Collected data entries:

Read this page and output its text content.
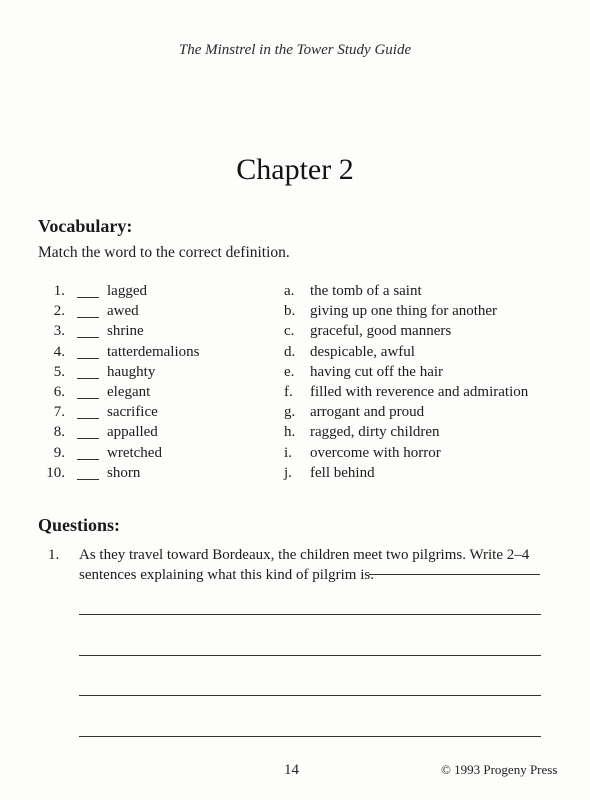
The Minstrel in the Tower Study Guide
Chapter 2
Vocabulary:
Match the word to the correct definition.
1.	lagged	a. the tomb of a saint
2.	awed	b. giving up one thing for another
3.	shrine	c. graceful, good manners
4.	tatterdemalions	d. despicable, awful
5.	haughty	e. having cut off the hair
6.	elegant	f. filled with reverence and admiration
7.	sacrifice	g. arrogant and proud
8.	appalled	h. ragged, dirty children
9.	wretched	i. overcome with horror
10.	shorn	j. fell behind
Questions:
1. As they travel toward Bordeaux, the children meet two pilgrims. Write 2–4 sentences explaining what this kind of pilgrim is.
14	© 1993 Progeny Press
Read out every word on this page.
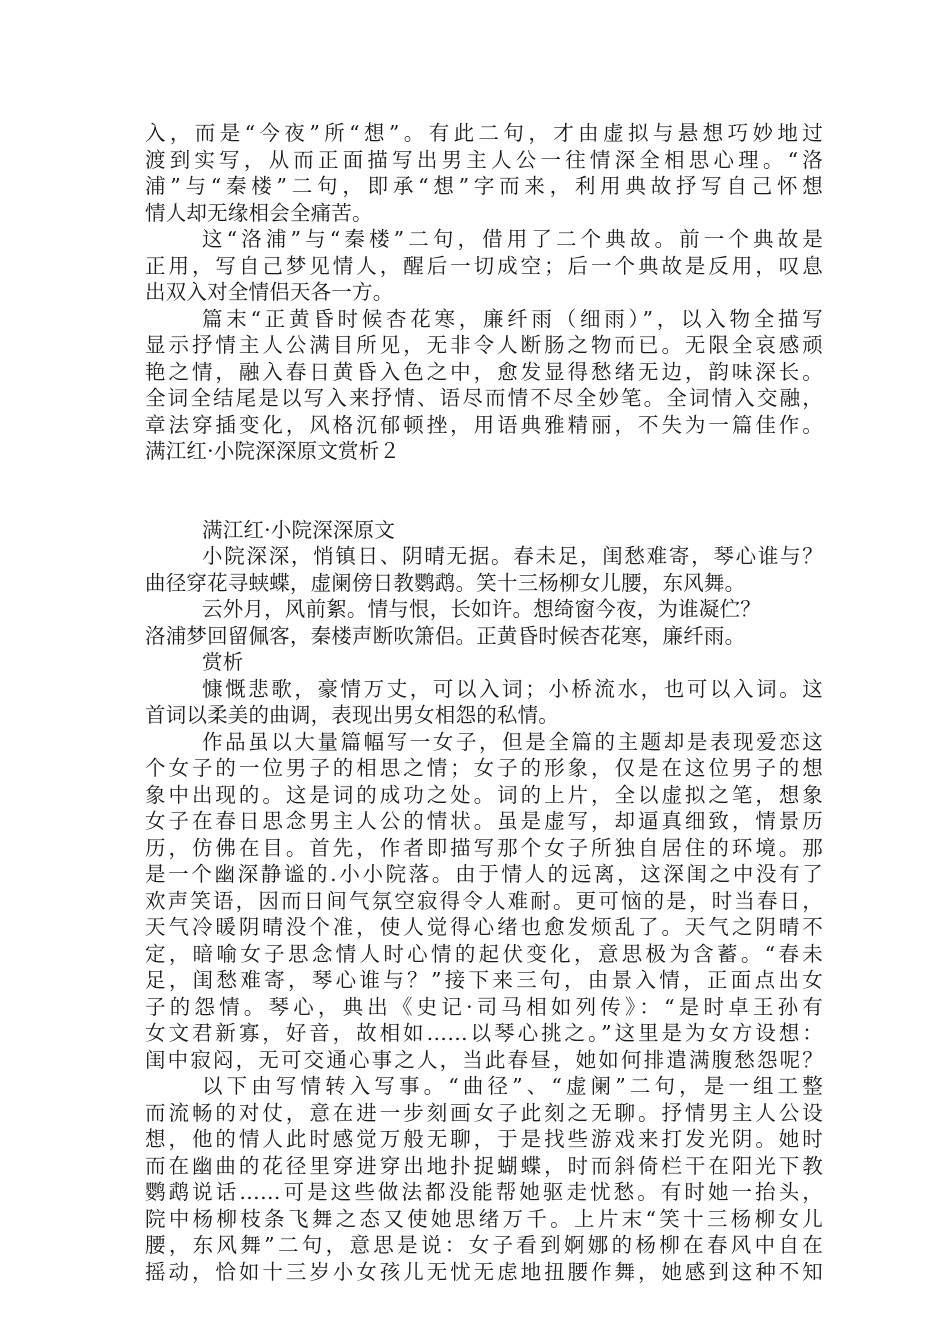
入，而是“今夜”所“想”。有此二句，才由虚拟与悬想巧妙地过
渡到实写，从而正面描写出男主人公一往情深全相思心理。“洛
浦”与“秦楼”二句，即承“想”字而来，利用典故抒写自己怀想
情人却无缘相会全痛苦。
这“洛浦”与“秦楼”二句，借用了二个典故。前一个典故是
正用，写自己梦见情人，醒后一切成空；后一个典故是反用，叹息
出双入对全情侣天各一方。
篇末“正黄昏时候杏花寒，廉纤雨（细雨）”，以入物全描写
显示抒情主人公满目所见，无非令人断肠之物而已。无限全哀感顽
艳之情，融入春日黄昏入色之中，愈发显得愁绪无边，韵味深长。
全词全结尾是以写入来抒情、语尽而情不尽全妙笔。全词情入交融，
章法穿插变化，风格沉郁顿挫，用语典雅精丽，不失为一篇佳作。
满江红·小院深深原文赏析２
满江红·小院深深原文
小院深深，悄镇日、阴晴无据。春未足，闺愁难寄，琴心谁与？
曲径穿花寻蛱蝶，虚阑傍日教鹦鹉。笑十三杨柳女儿腰，东风舞。
云外月，风前絮。情与恨，长如许。想绮窗今夜，为谁凝伫？
洛浦梦回留佩客，秦楼声断吹箫侣。正黄昏时候杏花寒，廉纤雨。
赏析
慷慨悲歌，豪情万丈，可以入词；小桥流水，也可以入词。这
首词以柔美的曲调，表现出男女相怨的私情。
作品虽以大量篇幅写一女子，但是全篇的主题却是表现爱恋这
个女子的一位男子的相思之情；女子的形象，仅是在这位男子的想
象中出现的。这是词的成功之处。词的上片，全以虚拟之笔，想象
女子在春日思念男主人公的情状。虽是虚写，却逼真细致，情景历
历，仿佛在目。首先，作者即描写那个女子所独自居住的环境。那
是一个幽深静谧的.小小院落。由于情人的远离，这深闺之中没有了
欢声笑语，因而日间气氛空寂得令人难耐。更可恼的是，时当春日，
天气冷暖阴晴没个准，使人觉得心绪也愈发烦乱了。天气之阴晴不
定，暗喻女子思念情人时心情的起伏变化，意思极为含蓄。“春未
足，闺愁难寄，琴心谁与？”接下来三句，由景入情，正面点出女
子的怨情。琴心，典出《史记·司马相如列传》：“是时卓王孙有
女文君新寡，好音，故相如……以琴心挑之。”这里是为女方设想：
闺中寂闷，无可交通心事之人，当此春昼，她如何排遣满腹愁怨呢？
以下由写情转入写事。“曲径”、“虚阑”二句，是一组工整
而流畅的对仗，意在进一步刻画女子此刻之无聊。抒情男主人公设
想，他的情人此时感觉万般无聊，于是找些游戏来打发光阴。她时
而在幽曲的花径里穿进穿出地扑捉蝴蝶，时而斜倚栏干在阳光下教
鹦鹉说话……可是这些做法都没能帮她驱走忧愁。有时她一抬头，
院中杨柳枝条飞舞之态又使她思绪万千。上片末“笑十三杨柳女儿
腰，东风舞”二句，意思是说：女子看到婀娜的杨柳在春风中自在
摇动，恰如十三岁小女孩儿无忧无虑地扭腰作舞，她感到这种不知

#### EXERCISE BRIEF
Give only the number of lines above that hold the string "Read".

#### FINISHED EXERCISE
2